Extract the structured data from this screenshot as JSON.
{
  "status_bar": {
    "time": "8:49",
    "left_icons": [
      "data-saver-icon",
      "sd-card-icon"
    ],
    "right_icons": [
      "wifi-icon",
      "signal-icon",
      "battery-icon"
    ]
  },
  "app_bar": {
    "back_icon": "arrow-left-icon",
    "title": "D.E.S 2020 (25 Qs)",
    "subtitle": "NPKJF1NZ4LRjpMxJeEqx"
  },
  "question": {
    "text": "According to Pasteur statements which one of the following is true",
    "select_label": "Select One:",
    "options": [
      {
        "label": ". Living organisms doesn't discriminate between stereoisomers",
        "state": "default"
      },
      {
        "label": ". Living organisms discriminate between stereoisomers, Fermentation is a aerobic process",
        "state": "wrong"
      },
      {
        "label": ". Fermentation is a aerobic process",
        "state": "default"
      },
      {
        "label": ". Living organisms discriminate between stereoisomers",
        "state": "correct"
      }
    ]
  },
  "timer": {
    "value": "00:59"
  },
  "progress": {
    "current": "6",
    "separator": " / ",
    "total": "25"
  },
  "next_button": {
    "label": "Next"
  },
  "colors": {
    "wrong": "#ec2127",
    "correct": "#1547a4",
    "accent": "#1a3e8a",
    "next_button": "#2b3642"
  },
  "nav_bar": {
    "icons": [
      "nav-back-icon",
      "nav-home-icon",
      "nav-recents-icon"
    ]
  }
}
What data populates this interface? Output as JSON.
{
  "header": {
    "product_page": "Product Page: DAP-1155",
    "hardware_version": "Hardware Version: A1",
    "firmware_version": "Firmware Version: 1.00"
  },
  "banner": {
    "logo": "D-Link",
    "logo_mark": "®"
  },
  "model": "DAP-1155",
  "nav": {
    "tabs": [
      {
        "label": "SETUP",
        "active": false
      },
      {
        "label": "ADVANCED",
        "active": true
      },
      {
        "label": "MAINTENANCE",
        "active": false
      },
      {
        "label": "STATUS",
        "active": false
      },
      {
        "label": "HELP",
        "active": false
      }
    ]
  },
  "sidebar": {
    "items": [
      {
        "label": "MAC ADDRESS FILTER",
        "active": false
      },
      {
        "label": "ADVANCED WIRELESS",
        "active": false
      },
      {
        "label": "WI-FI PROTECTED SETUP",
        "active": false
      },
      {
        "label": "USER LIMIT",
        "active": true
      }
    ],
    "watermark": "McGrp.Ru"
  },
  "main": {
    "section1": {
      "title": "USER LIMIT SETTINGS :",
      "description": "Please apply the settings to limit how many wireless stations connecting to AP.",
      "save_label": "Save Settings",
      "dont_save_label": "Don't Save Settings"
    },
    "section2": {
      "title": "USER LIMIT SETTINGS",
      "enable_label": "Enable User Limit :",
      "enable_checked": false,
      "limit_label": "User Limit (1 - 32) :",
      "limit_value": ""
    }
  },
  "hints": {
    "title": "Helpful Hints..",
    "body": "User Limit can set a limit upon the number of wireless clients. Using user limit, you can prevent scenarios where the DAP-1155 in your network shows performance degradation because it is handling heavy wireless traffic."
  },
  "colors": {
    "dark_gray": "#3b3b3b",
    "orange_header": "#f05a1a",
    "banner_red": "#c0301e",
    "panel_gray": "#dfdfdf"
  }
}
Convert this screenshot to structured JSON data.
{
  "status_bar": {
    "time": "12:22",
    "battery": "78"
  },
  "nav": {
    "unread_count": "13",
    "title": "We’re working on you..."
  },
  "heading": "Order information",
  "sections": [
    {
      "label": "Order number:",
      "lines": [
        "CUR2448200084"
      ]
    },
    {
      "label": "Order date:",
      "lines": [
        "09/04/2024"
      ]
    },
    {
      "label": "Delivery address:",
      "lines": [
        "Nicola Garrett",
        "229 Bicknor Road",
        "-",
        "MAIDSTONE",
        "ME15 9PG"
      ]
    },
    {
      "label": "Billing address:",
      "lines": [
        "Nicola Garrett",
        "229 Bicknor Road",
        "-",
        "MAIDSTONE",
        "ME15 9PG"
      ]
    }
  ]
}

→ Directions: Transcribe exactly the line containing "Convert this screenshot" and all remaining lines of the material, ending with the last one.

→ Finished answer:
Convert this screenshot to structured JSON data.
{
  "status_bar": {
    "time": "12:22",
    "battery": "78"
  },
  "nav": {
    "unread_count": "13",
    "title": "We’re working on you..."
  },
  "heading": "Order information",
  "sections": [
    {
      "label": "Order number:",
      "lines": [
        "CUR2448200084"
      ]
    },
    {
      "label": "Order date:",
      "lines": [
        "09/04/2024"
      ]
    },
    {
      "label": "Delivery address:",
      "lines": [
        "Nicola Garrett",
        "229 Bicknor Road",
        "-",
        "MAIDSTONE",
        "ME15 9PG"
      ]
    },
    {
      "label": "Billing address:",
      "lines": [
        "Nicola Garrett",
        "229 Bicknor Road",
        "-",
        "MAIDSTONE",
        "ME15 9PG"
      ]
    }
  ]
}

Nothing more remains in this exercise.